=== Aufgabe ===
Schreib den Text zum Luzerner Stipendiengesetz von „Luzern macht Studierende“ bis „finanziellen Verantwortung zieht.“ neu und setz dabei „Kantonsparlament“ anstelle von „Parlament“ ein.

=== Textauszug ===
Luzern macht Studierende zu Investitionsgütern

Das Luzerner Parlament hat gestern sein neues Stipendiengesetz behandelt. Falls das Parlament bis zur 2. Beratung nicht noch seine Meinung ändert, wird Luzern damit zum ersten Kanton, der einen Teil der Darlehen zur Ausbildungsfinanzierung an Private auslagert. In Zukunft müssen sich einige AntragstellerInnen bei studienaktie.org vermarkten, um überhaupt studieren zu können. Dieser Schritt hin in Richtung mehr Chancenungleichheit ist eine der grössten Fehlentscheidungen der letzten Jahre im Stipendienwesen und zeigt erneut, wie notwendig die Stipendieninitiative des VSS ist bzw. was es heisst, wenn sich der Bund immer mehr aus der finanziellen Verantwortung zieht.

Ob sich der Luzerner Kantonsrat tatsächlich bewusst war, welche Konsequenzen ein Ja zum neuen Stipendiengesetz haben wird, ist schleierhaft. Es scheint ihn jedenfalls nicht zu stören, dass sich die öffentliche Hand mit diesem Gesetz aus der Verantwortung stiehlt und die Aufgabe der subsidiären staatlichen Ausbildungsfinanzierung an Private abgibt. Das neue Gesetz sieht vor, dass Studierenden, denen die zugesprochenen kantonalen Stipendien und Darlehen nicht ausreichen, auf private Mittel zurückgreifen können, anstatt mehr kantonale Mittel zur Verfügung zu stellen.

Der Kanton Luzern scheitert am Versuch, ein chancengleiches Stipendienwesen zu schaffen. Er verweigert sich der Aufgabe, dafür zu sorgen, dass alle mit den entsprechenden Neigungen und Fähigkeiten Zugang zur höheren Bildung haben und lässt StudieninteressentInnen im Regen stehen. Denn ob sich ein Investor von studienaktie.org tatsächlich für das eigene „Bildungsprojekt“ interessiert, ist unvorhersehbar und von den Gehaltsaussichten der Studierenden abhängig. Schliesslich lockt studienaktie.org potentielle InvestorInnen mit dem Versprechen einer Rendite, indem am zukünftigen Gehalt der AbsolventInnen partizipiert werden soll. Das Stipendienwesen wird als Markt missverstanden und es wird völlig ausser Acht gelassen, dass Bildung ein öffentliches Gut ist, das nicht gehandelt werden kann.

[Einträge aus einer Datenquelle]
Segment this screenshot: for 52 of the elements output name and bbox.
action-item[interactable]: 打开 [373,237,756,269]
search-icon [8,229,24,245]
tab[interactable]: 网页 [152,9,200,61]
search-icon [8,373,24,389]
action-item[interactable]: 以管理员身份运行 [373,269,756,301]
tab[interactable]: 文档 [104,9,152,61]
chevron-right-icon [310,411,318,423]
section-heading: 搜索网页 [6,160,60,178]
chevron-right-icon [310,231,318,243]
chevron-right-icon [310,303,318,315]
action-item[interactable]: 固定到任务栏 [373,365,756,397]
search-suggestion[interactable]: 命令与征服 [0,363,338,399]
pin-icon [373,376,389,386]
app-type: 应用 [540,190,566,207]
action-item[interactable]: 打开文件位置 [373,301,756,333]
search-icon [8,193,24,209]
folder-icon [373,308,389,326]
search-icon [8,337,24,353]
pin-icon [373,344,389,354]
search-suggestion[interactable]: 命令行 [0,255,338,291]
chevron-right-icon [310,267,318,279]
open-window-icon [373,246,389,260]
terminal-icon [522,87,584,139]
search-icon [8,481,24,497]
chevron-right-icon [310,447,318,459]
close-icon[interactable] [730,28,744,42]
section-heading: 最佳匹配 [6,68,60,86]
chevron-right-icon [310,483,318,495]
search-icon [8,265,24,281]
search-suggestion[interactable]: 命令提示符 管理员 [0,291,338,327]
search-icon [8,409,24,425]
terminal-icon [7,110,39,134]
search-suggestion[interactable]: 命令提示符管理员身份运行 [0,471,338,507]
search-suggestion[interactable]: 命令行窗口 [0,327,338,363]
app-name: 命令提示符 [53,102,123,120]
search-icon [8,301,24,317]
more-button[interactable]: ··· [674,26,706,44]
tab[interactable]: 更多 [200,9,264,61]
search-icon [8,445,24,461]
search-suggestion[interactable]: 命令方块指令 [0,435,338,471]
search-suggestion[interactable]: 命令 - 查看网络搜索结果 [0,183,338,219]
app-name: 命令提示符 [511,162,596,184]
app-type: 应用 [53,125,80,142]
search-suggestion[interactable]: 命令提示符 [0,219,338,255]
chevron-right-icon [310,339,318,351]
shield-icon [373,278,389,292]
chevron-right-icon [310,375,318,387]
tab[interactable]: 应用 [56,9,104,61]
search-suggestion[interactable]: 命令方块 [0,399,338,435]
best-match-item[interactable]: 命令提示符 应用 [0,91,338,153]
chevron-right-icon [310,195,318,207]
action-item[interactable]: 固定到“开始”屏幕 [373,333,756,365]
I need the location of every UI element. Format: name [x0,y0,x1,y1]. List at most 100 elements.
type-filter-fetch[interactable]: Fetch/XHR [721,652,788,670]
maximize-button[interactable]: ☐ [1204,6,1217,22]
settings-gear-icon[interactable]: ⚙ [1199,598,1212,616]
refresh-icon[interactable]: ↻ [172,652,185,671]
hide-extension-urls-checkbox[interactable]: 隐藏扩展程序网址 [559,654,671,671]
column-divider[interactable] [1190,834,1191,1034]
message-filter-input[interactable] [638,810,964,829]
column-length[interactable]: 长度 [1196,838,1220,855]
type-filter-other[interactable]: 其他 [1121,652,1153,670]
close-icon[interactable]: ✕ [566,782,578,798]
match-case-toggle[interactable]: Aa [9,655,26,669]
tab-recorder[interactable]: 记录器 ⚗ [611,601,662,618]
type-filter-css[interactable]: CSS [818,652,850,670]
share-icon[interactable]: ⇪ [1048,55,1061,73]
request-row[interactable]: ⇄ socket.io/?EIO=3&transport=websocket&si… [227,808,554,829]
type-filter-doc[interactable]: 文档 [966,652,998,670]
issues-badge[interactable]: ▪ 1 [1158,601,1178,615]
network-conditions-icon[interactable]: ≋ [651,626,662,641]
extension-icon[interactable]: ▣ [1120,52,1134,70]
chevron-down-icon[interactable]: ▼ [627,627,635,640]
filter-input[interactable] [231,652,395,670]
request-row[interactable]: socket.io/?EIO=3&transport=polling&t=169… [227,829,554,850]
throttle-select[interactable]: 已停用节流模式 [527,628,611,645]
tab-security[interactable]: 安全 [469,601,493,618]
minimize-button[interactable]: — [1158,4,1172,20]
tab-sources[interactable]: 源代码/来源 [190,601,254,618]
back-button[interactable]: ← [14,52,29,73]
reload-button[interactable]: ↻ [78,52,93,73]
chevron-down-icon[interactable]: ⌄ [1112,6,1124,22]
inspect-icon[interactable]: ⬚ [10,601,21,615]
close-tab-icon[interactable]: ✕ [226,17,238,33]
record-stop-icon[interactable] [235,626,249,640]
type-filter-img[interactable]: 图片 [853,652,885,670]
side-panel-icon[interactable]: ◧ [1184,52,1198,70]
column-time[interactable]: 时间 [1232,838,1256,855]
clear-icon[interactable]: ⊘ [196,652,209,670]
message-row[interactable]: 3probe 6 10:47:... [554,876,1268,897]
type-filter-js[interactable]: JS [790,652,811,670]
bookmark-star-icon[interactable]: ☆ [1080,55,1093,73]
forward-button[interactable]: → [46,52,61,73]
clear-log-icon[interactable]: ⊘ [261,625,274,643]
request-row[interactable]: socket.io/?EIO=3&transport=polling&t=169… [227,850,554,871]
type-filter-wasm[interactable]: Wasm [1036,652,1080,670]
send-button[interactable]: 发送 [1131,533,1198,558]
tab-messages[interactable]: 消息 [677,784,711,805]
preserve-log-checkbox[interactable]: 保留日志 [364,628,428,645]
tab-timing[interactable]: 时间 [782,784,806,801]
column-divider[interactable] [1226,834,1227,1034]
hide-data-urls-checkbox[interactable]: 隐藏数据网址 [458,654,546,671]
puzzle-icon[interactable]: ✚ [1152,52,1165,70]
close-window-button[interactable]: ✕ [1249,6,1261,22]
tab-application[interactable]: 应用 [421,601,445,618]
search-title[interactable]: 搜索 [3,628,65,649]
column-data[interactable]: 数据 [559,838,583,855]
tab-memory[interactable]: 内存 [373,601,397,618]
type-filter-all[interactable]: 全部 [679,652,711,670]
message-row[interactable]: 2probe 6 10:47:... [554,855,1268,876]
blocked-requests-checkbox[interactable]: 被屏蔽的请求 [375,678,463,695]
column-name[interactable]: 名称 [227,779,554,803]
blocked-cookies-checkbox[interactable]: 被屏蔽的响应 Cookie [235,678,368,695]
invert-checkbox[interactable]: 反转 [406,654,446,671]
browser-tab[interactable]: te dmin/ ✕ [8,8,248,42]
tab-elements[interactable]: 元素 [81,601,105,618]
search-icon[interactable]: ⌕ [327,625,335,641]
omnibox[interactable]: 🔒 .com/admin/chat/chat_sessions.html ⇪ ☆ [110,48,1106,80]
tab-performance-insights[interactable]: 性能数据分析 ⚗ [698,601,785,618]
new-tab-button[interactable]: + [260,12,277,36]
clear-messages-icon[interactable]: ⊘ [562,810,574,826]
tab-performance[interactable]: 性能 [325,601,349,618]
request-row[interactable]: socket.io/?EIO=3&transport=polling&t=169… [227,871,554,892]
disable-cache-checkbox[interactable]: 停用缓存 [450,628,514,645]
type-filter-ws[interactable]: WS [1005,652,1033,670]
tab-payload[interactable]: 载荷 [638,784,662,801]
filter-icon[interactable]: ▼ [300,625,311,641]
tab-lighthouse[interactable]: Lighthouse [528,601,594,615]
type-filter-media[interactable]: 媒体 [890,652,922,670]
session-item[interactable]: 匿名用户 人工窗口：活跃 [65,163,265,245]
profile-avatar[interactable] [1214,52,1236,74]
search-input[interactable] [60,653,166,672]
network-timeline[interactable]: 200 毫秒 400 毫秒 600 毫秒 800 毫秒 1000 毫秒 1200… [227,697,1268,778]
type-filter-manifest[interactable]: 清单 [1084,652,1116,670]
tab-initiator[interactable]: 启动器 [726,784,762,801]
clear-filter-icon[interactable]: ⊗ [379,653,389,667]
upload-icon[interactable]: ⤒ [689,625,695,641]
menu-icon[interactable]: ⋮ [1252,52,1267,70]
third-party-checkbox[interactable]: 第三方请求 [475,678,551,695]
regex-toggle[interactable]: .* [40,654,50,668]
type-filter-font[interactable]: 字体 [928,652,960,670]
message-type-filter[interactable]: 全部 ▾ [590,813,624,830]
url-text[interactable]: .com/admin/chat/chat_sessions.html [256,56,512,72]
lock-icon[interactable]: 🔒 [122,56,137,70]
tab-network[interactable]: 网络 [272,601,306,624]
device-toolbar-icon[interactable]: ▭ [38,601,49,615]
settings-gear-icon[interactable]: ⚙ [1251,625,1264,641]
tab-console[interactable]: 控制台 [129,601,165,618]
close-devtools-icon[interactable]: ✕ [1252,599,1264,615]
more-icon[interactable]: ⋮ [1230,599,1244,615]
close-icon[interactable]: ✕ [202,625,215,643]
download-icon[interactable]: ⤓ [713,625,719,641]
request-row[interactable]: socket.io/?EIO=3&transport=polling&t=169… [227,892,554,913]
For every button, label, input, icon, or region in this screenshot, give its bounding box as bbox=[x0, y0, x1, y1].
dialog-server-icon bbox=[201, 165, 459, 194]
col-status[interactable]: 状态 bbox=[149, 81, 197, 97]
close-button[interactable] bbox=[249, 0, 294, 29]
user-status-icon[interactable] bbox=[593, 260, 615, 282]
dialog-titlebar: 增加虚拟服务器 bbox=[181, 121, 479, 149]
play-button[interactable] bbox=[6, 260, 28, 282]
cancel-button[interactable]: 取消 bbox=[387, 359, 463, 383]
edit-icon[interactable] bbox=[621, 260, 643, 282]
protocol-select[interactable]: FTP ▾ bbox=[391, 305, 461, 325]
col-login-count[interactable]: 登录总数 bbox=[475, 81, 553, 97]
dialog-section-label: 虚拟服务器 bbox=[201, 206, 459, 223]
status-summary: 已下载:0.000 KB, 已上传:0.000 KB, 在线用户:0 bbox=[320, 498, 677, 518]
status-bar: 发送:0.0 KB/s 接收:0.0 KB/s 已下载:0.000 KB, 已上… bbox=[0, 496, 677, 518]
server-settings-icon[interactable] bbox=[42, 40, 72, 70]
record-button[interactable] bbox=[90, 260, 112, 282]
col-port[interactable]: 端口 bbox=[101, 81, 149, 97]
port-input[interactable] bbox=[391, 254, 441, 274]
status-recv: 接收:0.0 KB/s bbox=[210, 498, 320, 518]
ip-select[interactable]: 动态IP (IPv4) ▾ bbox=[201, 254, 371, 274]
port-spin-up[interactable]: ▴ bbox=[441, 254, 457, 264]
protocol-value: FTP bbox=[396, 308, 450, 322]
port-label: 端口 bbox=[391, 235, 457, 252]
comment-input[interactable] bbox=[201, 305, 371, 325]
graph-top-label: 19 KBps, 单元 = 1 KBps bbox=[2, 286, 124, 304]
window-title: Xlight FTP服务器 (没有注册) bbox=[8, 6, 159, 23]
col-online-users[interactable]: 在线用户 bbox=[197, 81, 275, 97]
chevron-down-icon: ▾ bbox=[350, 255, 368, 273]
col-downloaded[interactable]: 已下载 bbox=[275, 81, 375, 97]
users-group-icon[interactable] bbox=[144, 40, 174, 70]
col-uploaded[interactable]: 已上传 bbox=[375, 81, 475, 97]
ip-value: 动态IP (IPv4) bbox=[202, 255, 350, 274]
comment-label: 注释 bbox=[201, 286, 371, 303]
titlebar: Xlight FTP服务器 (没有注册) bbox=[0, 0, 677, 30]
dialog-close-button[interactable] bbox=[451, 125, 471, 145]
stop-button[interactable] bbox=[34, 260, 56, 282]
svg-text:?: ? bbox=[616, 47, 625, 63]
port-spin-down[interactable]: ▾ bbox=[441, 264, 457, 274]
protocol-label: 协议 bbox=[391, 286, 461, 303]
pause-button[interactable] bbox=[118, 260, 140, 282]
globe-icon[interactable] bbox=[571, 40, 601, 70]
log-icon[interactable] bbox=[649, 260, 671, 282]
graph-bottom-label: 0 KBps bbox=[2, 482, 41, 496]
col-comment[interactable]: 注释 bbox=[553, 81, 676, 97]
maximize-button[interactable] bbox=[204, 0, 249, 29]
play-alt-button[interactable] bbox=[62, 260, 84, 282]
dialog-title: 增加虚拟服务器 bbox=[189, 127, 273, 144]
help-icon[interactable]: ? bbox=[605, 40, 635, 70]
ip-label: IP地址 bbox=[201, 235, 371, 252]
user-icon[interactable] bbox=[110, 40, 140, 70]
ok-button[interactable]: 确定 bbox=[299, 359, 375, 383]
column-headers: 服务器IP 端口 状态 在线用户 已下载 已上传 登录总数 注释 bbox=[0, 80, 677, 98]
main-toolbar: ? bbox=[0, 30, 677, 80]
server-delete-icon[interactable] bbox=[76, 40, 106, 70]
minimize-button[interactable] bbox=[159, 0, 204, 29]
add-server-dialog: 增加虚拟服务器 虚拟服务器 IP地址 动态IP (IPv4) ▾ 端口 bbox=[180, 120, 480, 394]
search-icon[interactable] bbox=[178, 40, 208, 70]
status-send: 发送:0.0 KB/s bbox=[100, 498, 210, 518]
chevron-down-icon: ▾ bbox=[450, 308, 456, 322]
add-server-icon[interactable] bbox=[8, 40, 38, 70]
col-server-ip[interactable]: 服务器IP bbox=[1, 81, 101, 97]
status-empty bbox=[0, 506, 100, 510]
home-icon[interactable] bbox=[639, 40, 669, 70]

=== Ergebnis ===
Luzern macht Studierende zu Investitionsgütern

Das Luzerner Kantonsparlament hat gestern sein neues Stipendiengesetz behandelt. Falls das Kantonsparlament bis zur 2. Beratung nicht noch seine Meinung ändert, wird Luzern damit zum ersten Kanton, der einen Teil der Darlehen zur Ausbildungsfinanzierung an Private auslagert. In Zukunft müssen sich einige AntragstellerInnen bei studienaktie.org vermarkten, um überhaupt studieren zu können. Dieser Schritt hin in Richtung mehr Chancenungleichheit ist eine der grössten Fehlentscheidungen der letzten Jahre im Stipendienwesen und zeigt erneut, wie notwendig die Stipendieninitiative des VSS ist bzw. was es heisst, wenn sich der Bund immer mehr aus der finanziellen Verantwortung zieht.